● Objective
Copy every line of the listing that holds the string "None".

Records
## start

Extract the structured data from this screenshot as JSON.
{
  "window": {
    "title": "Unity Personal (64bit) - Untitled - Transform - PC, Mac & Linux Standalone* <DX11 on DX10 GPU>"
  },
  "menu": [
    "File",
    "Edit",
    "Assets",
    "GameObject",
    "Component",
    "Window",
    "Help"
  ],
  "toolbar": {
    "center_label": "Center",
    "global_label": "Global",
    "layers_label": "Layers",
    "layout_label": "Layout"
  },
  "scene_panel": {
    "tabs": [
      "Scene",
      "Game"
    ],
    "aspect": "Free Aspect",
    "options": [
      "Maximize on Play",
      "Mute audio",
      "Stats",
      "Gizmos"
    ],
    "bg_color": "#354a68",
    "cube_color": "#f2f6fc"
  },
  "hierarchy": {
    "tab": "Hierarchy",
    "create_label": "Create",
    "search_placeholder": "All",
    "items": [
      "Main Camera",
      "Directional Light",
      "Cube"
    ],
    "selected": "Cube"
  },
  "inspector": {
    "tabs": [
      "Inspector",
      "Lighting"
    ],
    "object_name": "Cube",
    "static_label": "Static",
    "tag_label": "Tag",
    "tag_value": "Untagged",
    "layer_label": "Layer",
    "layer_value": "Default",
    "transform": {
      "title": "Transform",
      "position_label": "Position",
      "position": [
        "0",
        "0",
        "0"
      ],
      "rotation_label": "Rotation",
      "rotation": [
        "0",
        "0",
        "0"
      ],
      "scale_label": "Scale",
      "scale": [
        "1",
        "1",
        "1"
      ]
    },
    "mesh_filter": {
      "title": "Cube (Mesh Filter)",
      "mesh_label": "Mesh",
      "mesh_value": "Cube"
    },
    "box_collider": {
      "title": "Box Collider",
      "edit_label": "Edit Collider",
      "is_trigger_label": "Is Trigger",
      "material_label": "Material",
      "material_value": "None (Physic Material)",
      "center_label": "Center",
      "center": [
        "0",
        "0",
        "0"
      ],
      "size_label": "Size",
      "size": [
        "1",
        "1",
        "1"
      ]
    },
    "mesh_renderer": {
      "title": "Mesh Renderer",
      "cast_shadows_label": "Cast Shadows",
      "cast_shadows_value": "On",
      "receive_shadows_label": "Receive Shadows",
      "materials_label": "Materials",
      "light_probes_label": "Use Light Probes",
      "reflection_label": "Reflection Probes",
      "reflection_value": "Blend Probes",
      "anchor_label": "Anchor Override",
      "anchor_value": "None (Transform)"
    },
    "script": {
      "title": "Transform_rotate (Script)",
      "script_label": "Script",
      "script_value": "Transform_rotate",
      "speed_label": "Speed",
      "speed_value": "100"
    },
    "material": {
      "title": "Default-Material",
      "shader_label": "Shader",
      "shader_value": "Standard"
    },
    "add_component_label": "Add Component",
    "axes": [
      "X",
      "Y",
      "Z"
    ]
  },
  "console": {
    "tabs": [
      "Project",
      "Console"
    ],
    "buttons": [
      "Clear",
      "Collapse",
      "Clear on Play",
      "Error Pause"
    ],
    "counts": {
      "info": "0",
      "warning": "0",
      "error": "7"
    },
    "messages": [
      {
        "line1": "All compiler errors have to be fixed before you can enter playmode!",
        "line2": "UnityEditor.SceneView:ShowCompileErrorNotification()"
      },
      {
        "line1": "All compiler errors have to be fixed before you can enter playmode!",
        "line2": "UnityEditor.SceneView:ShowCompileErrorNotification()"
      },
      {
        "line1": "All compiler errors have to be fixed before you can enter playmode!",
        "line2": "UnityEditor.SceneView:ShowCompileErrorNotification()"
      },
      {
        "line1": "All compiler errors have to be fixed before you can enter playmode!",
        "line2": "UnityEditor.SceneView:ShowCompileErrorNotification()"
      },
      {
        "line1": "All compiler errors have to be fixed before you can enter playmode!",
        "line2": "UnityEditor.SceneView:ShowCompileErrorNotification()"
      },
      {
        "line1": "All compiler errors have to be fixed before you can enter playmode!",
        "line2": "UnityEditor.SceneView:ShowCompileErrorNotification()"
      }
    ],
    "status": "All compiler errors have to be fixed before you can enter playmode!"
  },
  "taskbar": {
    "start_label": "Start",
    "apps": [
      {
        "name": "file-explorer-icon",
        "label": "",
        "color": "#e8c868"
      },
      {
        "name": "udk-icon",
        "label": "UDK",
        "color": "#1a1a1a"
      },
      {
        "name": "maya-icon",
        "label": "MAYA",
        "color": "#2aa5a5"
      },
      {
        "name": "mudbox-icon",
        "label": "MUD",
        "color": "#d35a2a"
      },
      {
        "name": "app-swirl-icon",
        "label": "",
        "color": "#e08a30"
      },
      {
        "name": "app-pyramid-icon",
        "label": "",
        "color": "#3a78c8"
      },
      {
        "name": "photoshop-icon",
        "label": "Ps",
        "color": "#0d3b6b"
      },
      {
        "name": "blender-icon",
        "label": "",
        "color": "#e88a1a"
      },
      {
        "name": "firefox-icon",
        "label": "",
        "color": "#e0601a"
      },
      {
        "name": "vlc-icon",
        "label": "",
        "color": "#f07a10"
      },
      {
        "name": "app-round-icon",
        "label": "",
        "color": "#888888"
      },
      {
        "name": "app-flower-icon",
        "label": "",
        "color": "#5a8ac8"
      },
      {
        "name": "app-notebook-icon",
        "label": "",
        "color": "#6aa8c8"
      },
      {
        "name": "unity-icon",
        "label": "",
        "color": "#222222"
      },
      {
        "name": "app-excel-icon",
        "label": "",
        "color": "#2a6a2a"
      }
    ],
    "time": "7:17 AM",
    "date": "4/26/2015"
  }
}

## end

● Full solution
      "material_value": "None (Physic Material)",
      "anchor_value": "None (Transform)"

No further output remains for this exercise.